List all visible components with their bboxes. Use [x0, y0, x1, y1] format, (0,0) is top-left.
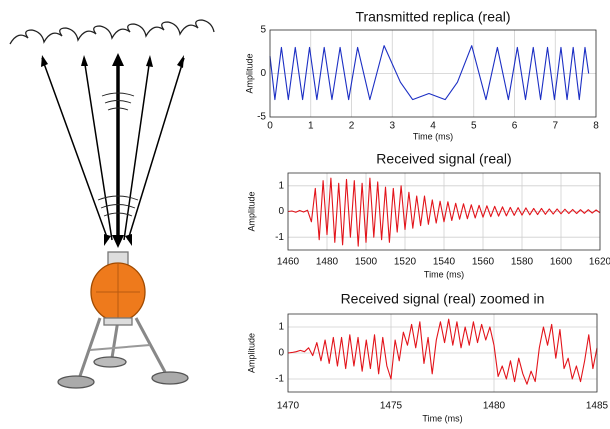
y-axis-label: Amplitude — [246, 333, 256, 373]
x-tick-label: 1540 — [433, 257, 456, 268]
x-tick-label: 1470 — [277, 401, 300, 412]
y-tick-label: 1 — [278, 322, 284, 333]
x-axis-label: Time (ms) — [422, 413, 462, 423]
y-tick-label: -1 — [275, 232, 284, 243]
x-tick-label: 1480 — [483, 401, 506, 412]
chart-title: Received signal (real) zoomed in — [341, 291, 545, 307]
y-axis-label: Amplitude — [246, 191, 256, 231]
x-tick-label: 1475 — [380, 401, 403, 412]
chart-title: Received signal (real) — [376, 151, 511, 167]
arrowheads — [41, 53, 184, 248]
x-tick-label: 0 — [267, 121, 273, 132]
x-axis-label: Time (ms) — [413, 131, 453, 141]
x-tick-label: 1620 — [589, 257, 610, 268]
y-tick-label: 5 — [260, 25, 266, 36]
x-tick-label: 1580 — [511, 257, 534, 268]
x-tick-label: 1460 — [277, 257, 300, 268]
x-tick-label: 1520 — [394, 257, 417, 268]
x-tick-label: 3 — [389, 121, 395, 132]
x-tick-label: 1600 — [550, 257, 573, 268]
y-tick-label: 0 — [278, 348, 284, 359]
x-tick-label: 1480 — [316, 257, 339, 268]
sea-surface — [10, 20, 214, 44]
x-tick-label: 2 — [349, 121, 355, 132]
y-axis-label: Amplitude — [244, 53, 254, 93]
x-tick-label: 4 — [430, 121, 436, 132]
x-tick-label: 6 — [512, 121, 518, 132]
x-tick-label: 1 — [308, 121, 314, 132]
x-tick-label: 1560 — [472, 257, 495, 268]
x-axis-label: Time (ms) — [424, 269, 464, 279]
x-tick-label: 5 — [471, 121, 477, 132]
x-tick-label: 8 — [593, 121, 599, 132]
x-tick-label: 1500 — [355, 257, 378, 268]
y-tick-label: 0 — [260, 68, 266, 79]
x-tick-label: 1485 — [586, 401, 609, 412]
x-tick-label: 7 — [552, 121, 558, 132]
y-tick-label: 0 — [278, 206, 284, 217]
y-tick-label: 1 — [278, 180, 284, 191]
seabed-device — [58, 252, 188, 388]
arrows — [42, 58, 184, 240]
y-tick-label: -5 — [257, 112, 266, 123]
chart-title: Transmitted replica (real) — [355, 9, 510, 25]
illustration — [10, 20, 214, 388]
y-tick-label: -1 — [275, 374, 284, 385]
figure: 012345678-505Transmitted replica (real)T… — [0, 0, 610, 424]
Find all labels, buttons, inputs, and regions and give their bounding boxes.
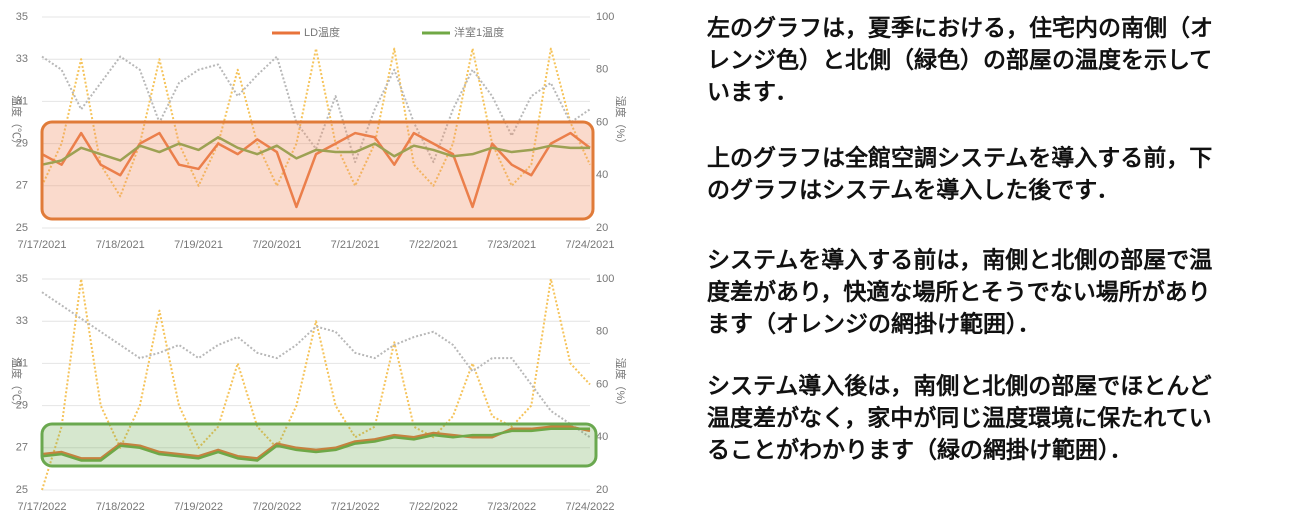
y2-axis-label: 湿度（%） bbox=[614, 358, 628, 412]
x-tick-label: 7/18/2021 bbox=[96, 239, 145, 251]
x-tick-label: 7/21/2022 bbox=[331, 501, 380, 513]
x-tick-label: 7/23/2021 bbox=[487, 239, 536, 251]
y2-tick-label: 20 bbox=[596, 484, 608, 496]
x-tick-label: 7/21/2021 bbox=[331, 239, 380, 251]
paragraph-line: ます（オレンジの網掛け範囲）． bbox=[707, 310, 1041, 336]
y2-tick-label: 40 bbox=[596, 169, 608, 181]
paragraph-line: 左のグラフは，夏季における，住宅内の南側（オ bbox=[707, 14, 1213, 40]
y2-tick-label: 80 bbox=[596, 326, 608, 338]
y2-tick-label: 20 bbox=[596, 222, 608, 234]
series-line bbox=[41, 131, 591, 209]
y2-axis-label: 湿度（%） bbox=[614, 96, 628, 150]
y-tick-label: 31 bbox=[16, 357, 28, 369]
x-tick-label: 7/20/2022 bbox=[252, 501, 301, 513]
paragraph-line: システムを導入する前は，南側と北側の部屋で温 bbox=[707, 246, 1212, 272]
series-line bbox=[41, 278, 591, 491]
y-tick-label: 25 bbox=[16, 484, 28, 496]
x-tick-label: 7/24/2021 bbox=[566, 239, 615, 251]
x-tick-label: 7/19/2022 bbox=[174, 501, 223, 513]
paragraph-line: システム導入後は，南側と北側の部屋でほとんど bbox=[707, 372, 1212, 398]
x-tick-label: 7/18/2022 bbox=[96, 501, 145, 513]
paragraph-line: 上のグラフは全館空調システムを導入する前，下 bbox=[707, 144, 1212, 170]
highlight-box bbox=[40, 422, 598, 468]
highlight-box bbox=[40, 120, 595, 221]
y2-tick-label: 60 bbox=[596, 116, 608, 128]
paragraph-line: レンジ色）と北側（緑色）の部屋の温度を示して bbox=[707, 46, 1212, 72]
paragraph-line: います． bbox=[707, 79, 798, 104]
y-tick-label: 27 bbox=[16, 180, 28, 192]
x-tick-label: 7/24/2022 bbox=[566, 501, 615, 513]
legend-label: LD温度 bbox=[304, 25, 340, 39]
x-tick-label: 7/17/2021 bbox=[18, 239, 67, 251]
x-tick-label: 7/19/2021 bbox=[174, 239, 223, 251]
series-line bbox=[41, 136, 590, 166]
x-tick-label: 7/23/2022 bbox=[487, 501, 536, 513]
series-line bbox=[41, 427, 590, 462]
y-tick-label: 35 bbox=[16, 273, 28, 285]
y-axis-label: 温度（℃） bbox=[10, 357, 24, 412]
y2-tick-label: 40 bbox=[596, 431, 608, 443]
y2-tick-label: 60 bbox=[596, 378, 608, 390]
legend-label: 洋室1温度 bbox=[454, 25, 504, 39]
y-tick-label: 25 bbox=[16, 222, 28, 234]
y-tick-label: 33 bbox=[16, 315, 28, 327]
y-tick-label: 31 bbox=[16, 95, 28, 107]
y-tick-label: 33 bbox=[16, 53, 28, 65]
y-tick-label: 27 bbox=[16, 442, 28, 454]
x-tick-label: 7/20/2021 bbox=[252, 239, 301, 251]
series-line bbox=[41, 291, 591, 439]
paragraph-line: のグラフはシステムを導入した後です． bbox=[707, 176, 1119, 202]
series-line bbox=[41, 47, 591, 198]
y-tick-label: 29 bbox=[16, 138, 28, 150]
x-tick-label: 7/17/2022 bbox=[18, 501, 67, 513]
y-tick-label: 29 bbox=[16, 400, 28, 412]
y2-tick-label: 100 bbox=[596, 11, 614, 23]
x-tick-label: 7/22/2021 bbox=[409, 239, 458, 251]
y2-tick-label: 80 bbox=[596, 64, 608, 76]
series-line bbox=[41, 55, 591, 164]
x-tick-label: 7/22/2022 bbox=[409, 501, 458, 513]
y2-tick-label: 100 bbox=[596, 273, 614, 285]
paragraph-line: ることがわかります（緑の網掛け範囲）． bbox=[707, 436, 1133, 462]
y-axis-label: 温度（℃） bbox=[10, 95, 24, 150]
y-tick-label: 35 bbox=[16, 11, 28, 23]
paragraph-line: 度差があり，快適な場所とそうでない場所があり bbox=[707, 278, 1211, 304]
paragraph-line: 温度差がなく，家中が同じ温度環境に保たれてい bbox=[707, 404, 1212, 430]
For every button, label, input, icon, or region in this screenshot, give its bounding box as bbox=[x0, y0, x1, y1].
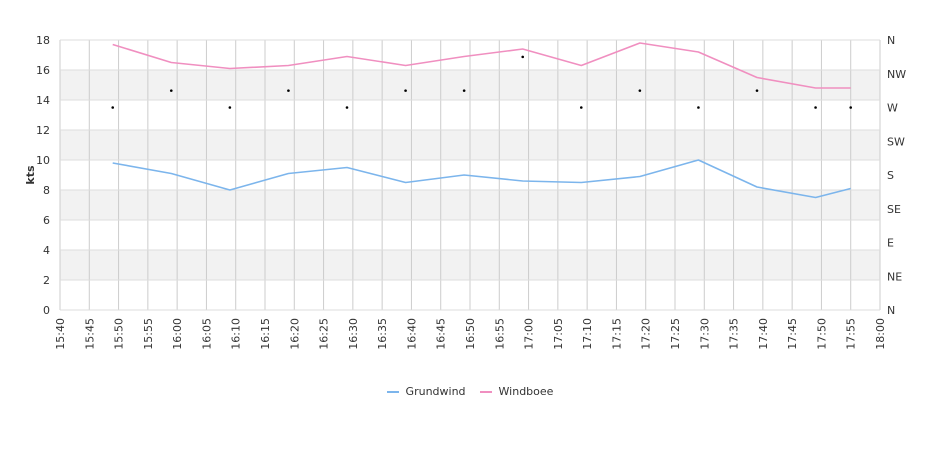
direction-point bbox=[521, 55, 525, 59]
x-tick-label: 16:35 bbox=[376, 318, 389, 350]
y-tick-label: 0 bbox=[43, 304, 50, 317]
direction-point bbox=[814, 106, 817, 109]
legend-item-windboee[interactable]: Windboee bbox=[479, 385, 554, 398]
direction-point bbox=[755, 89, 759, 92]
y-axis-title: kts bbox=[24, 165, 37, 185]
x-tick-label: 16:20 bbox=[288, 318, 301, 350]
x-tick-label: 15:50 bbox=[113, 318, 126, 350]
x-tick-label: 15:40 bbox=[54, 318, 67, 350]
legend-label-grundwind: Grundwind bbox=[405, 385, 466, 398]
right-tick-label: S bbox=[887, 169, 894, 182]
y-tick-label: 16 bbox=[36, 64, 50, 77]
y-tick-label: 18 bbox=[36, 34, 50, 47]
direction-point bbox=[697, 106, 700, 109]
x-tick-label: 16:05 bbox=[200, 318, 213, 350]
x-tick-label: 16:00 bbox=[171, 318, 184, 350]
x-tick-label: 17:25 bbox=[669, 318, 682, 350]
x-tick-label: 16:40 bbox=[405, 318, 418, 350]
right-tick-label: E bbox=[887, 237, 894, 250]
x-tick-label: 16:45 bbox=[435, 318, 448, 350]
direction-point bbox=[462, 89, 466, 92]
x-tick-label: 16:30 bbox=[347, 318, 360, 350]
left-axis-ticks: 0 2 4 6 8 10 12 14 16 18 bbox=[36, 34, 50, 317]
right-tick-label: NE bbox=[887, 270, 902, 283]
right-tick-label: NW bbox=[887, 68, 906, 81]
direction-point bbox=[579, 106, 583, 109]
y-tick-label: 4 bbox=[43, 244, 50, 257]
y-tick-label: 6 bbox=[43, 214, 50, 227]
right-axis-ticks: N NE E SE S SW W NW N bbox=[887, 34, 906, 317]
direction-point bbox=[169, 89, 173, 92]
x-tick-label: 16:55 bbox=[493, 318, 506, 350]
right-tick-label: N bbox=[887, 34, 895, 47]
series-lines bbox=[112, 42, 851, 199]
y-tick-label: 2 bbox=[43, 274, 50, 287]
direction-markers bbox=[111, 55, 853, 109]
legend-swatch-grundwind bbox=[386, 390, 399, 393]
x-tick-label: 16:15 bbox=[259, 318, 272, 350]
legend-item-grundwind[interactable]: Grundwind bbox=[386, 385, 466, 398]
direction-point bbox=[404, 89, 407, 92]
y-tick-label: 8 bbox=[43, 184, 50, 197]
right-tick-label: W bbox=[887, 102, 898, 115]
right-tick-label: SW bbox=[887, 135, 905, 148]
x-tick-label: 17:05 bbox=[552, 318, 565, 350]
right-tick-label: N bbox=[887, 304, 895, 317]
horizontal-gridlines bbox=[60, 39, 880, 311]
x-tick-label: 16:25 bbox=[318, 318, 331, 350]
y-tick-label: 14 bbox=[36, 94, 50, 107]
legend-swatch-windboee bbox=[479, 390, 492, 393]
direction-point bbox=[111, 106, 115, 109]
x-tick-label: 16:50 bbox=[464, 318, 477, 350]
x-tick-label: 17:50 bbox=[815, 318, 828, 350]
direction-point bbox=[638, 89, 642, 92]
vertical-gridlines bbox=[59, 40, 881, 310]
x-tick-label: 17:45 bbox=[786, 318, 799, 350]
series-line-grundwind bbox=[112, 159, 851, 199]
x-tick-label: 16:10 bbox=[230, 318, 243, 350]
x-tick-label: 17:55 bbox=[845, 318, 858, 350]
x-tick-label: 17:00 bbox=[523, 318, 536, 350]
legend: Grundwind Windboee bbox=[0, 385, 940, 398]
x-tick-label: 17:10 bbox=[581, 318, 594, 350]
direction-point bbox=[228, 106, 232, 109]
x-tick-label: 17:35 bbox=[728, 318, 741, 350]
direction-point bbox=[287, 89, 290, 92]
y-tick-label: 12 bbox=[36, 124, 50, 137]
legend-label-windboee: Windboee bbox=[498, 385, 554, 398]
right-tick-label: SE bbox=[887, 203, 901, 216]
y-tick-label: 10 bbox=[36, 154, 50, 167]
x-tick-label: 17:30 bbox=[698, 318, 711, 350]
x-tick-label: 15:55 bbox=[142, 318, 155, 350]
x-tick-label: 18:00 bbox=[874, 318, 887, 350]
direction-point bbox=[849, 106, 853, 109]
x-tick-label: 17:15 bbox=[610, 318, 623, 350]
x-tick-label: 17:40 bbox=[757, 318, 770, 350]
series-line-windboee bbox=[112, 42, 851, 89]
x-tick-label: 15:45 bbox=[83, 318, 96, 350]
direction-point bbox=[345, 106, 349, 109]
x-axis-ticks: 15:40 15:45 15:50 15:55 16:00 16:05 16:10 16:15… bbox=[54, 318, 887, 350]
x-tick-label: 17:20 bbox=[640, 318, 653, 350]
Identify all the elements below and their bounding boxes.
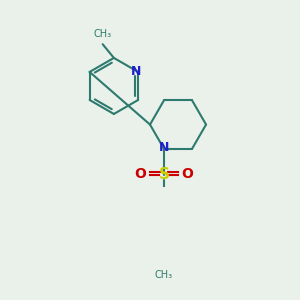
Text: O: O <box>182 167 194 181</box>
Text: O: O <box>134 167 146 181</box>
Text: S: S <box>158 167 169 182</box>
Text: N: N <box>131 65 142 78</box>
Text: CH₃: CH₃ <box>155 270 173 280</box>
Text: N: N <box>159 141 169 154</box>
Text: CH₃: CH₃ <box>94 29 112 39</box>
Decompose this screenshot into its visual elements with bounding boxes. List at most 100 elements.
──────────
Goal:
Give the rows starting at the one that contains "Text: O: O <box>182 167 194 181</box>" and ending at the last row as a numbered list, leaving out blank lines.

Task output:
1. Text: O: O <box>182 167 194 181</box>
2. Text: O: O <box>134 167 146 181</box>
3. Text: S: S <box>158 167 169 182</box>
4. Text: N: N <box>131 65 142 78</box>
5. Text: CH₃: CH₃ <box>155 270 173 280</box>
6. Text: N: N <box>159 141 169 154</box>
7. Text: CH₃: CH₃ <box>94 29 112 39</box>
8. Decompose this screenshot into its visual elements with bounding boxes. List at most 100 elements.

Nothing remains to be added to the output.